What follows is a listing to be transcribed exactly.

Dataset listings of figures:

____________

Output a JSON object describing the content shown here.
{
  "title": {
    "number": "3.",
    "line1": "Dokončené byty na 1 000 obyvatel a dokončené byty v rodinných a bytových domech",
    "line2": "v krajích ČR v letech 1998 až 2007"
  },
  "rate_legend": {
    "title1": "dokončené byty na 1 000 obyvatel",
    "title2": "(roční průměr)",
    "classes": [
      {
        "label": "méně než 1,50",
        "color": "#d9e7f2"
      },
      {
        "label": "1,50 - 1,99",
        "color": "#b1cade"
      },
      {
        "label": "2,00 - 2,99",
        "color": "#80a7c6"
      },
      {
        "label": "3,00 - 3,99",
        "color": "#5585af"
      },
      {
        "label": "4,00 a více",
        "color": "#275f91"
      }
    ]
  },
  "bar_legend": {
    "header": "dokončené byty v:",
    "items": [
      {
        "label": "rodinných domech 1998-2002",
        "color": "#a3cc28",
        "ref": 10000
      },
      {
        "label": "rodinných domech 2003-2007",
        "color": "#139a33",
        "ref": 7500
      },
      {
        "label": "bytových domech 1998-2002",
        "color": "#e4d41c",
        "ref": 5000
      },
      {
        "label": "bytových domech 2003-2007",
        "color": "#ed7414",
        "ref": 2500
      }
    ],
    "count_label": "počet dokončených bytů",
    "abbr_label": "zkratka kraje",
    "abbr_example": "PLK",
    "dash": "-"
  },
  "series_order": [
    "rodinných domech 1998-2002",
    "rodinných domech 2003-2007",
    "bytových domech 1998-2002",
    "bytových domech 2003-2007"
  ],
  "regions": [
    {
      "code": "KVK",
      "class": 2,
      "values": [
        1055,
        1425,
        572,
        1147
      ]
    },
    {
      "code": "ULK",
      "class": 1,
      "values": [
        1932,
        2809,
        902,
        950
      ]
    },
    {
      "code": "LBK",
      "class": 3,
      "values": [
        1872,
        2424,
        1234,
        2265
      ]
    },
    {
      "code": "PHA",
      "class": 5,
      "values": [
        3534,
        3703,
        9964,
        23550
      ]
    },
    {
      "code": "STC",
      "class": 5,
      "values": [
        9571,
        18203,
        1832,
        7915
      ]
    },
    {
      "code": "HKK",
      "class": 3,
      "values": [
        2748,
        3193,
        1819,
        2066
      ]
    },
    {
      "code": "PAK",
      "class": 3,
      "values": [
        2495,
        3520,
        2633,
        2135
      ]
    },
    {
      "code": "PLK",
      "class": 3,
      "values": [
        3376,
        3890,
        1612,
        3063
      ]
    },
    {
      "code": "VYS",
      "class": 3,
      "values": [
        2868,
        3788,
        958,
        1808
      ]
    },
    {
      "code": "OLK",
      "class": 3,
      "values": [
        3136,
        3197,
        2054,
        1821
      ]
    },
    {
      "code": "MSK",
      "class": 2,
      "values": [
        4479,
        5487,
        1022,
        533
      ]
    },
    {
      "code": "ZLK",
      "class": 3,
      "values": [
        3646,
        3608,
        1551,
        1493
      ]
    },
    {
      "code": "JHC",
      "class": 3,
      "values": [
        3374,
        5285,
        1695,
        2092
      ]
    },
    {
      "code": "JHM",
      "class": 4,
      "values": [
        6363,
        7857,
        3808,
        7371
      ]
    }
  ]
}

____________

• FINISHED EXERCISE:
Output a JSON object describing the content shown here.
{
  "title": {
    "number": "3.",
    "line1": "Dokončené byty na 1 000 obyvatel a dokončené byty v rodinných a bytových domech",
    "line2": "v krajích ČR v letech 1998 až 2007"
  },
  "rate_legend": {
    "title1": "dokončené byty na 1 000 obyvatel",
    "title2": "(roční průměr)",
    "classes": [
      {
        "label": "méně než 1,50",
        "color": "#d9e7f2"
      },
      {
        "label": "1,50 - 1,99",
        "color": "#b1cade"
      },
      {
        "label": "2,00 - 2,99",
        "color": "#80a7c6"
      },
      {
        "label": "3,00 - 3,99",
        "color": "#5585af"
      },
      {
        "label": "4,00 a více",
        "color": "#275f91"
      }
    ]
  },
  "bar_legend": {
    "header": "dokončené byty v:",
    "items": [
      {
        "label": "rodinných domech 1998-2002",
        "color": "#a3cc28",
        "ref": 10000
      },
      {
        "label": "rodinných domech 2003-2007",
        "color": "#139a33",
        "ref": 7500
      },
      {
        "label": "bytových domech 1998-2002",
        "color": "#e4d41c",
        "ref": 5000
      },
      {
        "label": "bytových domech 2003-2007",
        "color": "#ed7414",
        "ref": 2500
      }
    ],
    "count_label": "počet dokončených bytů",
    "abbr_label": "zkratka kraje",
    "abbr_example": "PLK",
    "dash": "-"
  },
  "series_order": [
    "rodinných domech 1998-2002",
    "rodinných domech 2003-2007",
    "bytových domech 1998-2002",
    "bytových domech 2003-2007"
  ],
  "regions": [
    {
      "code": "KVK",
      "class": 2,
      "values": [
        1055,
        1425,
        572,
        1147
      ]
    },
    {
      "code": "ULK",
      "class": 1,
      "values": [
        1932,
        2809,
        902,
        950
      ]
    },
    {
      "code": "LBK",
      "class": 3,
      "values": [
        1872,
        2424,
        1234,
        2265
      ]
    },
    {
      "code": "PHA",
      "class": 5,
      "values": [
        3534,
        3703,
        9964,
        23550
      ]
    },
    {
      "code": "STC",
      "class": 5,
      "values": [
        9571,
        18203,
        1832,
        7915
      ]
    },
    {
      "code": "HKK",
      "class": 3,
      "values": [
        2748,
        3193,
        1819,
        2066
      ]
    },
    {
      "code": "PAK",
      "class": 3,
      "values": [
        2495,
        3520,
        2633,
        2135
      ]
    },
    {
      "code": "PLK",
      "class": 3,
      "values": [
        3376,
        3890,
        1612,
        3063
      ]
    },
    {
      "code": "VYS",
      "class": 3,
      "values": [
        2868,
        3788,
        958,
        1808
      ]
    },
    {
      "code": "OLK",
      "class": 3,
      "values": [
        3136,
        3197,
        2054,
        1821
      ]
    },
    {
      "code": "MSK",
      "class": 2,
      "values": [
        4479,
        5487,
        1022,
        533
      ]
    },
    {
      "code": "ZLK",
      "class": 3,
      "values": [
        3646,
        3608,
        1551,
        1493
      ]
    },
    {
      "code": "JHC",
      "class": 3,
      "values": [
        3374,
        5285,
        1695,
        2092
      ]
    },
    {
      "code": "JHM",
      "class": 4,
      "values": [
        6363,
        7857,
        3808,
        7371
      ]
    }
  ]
}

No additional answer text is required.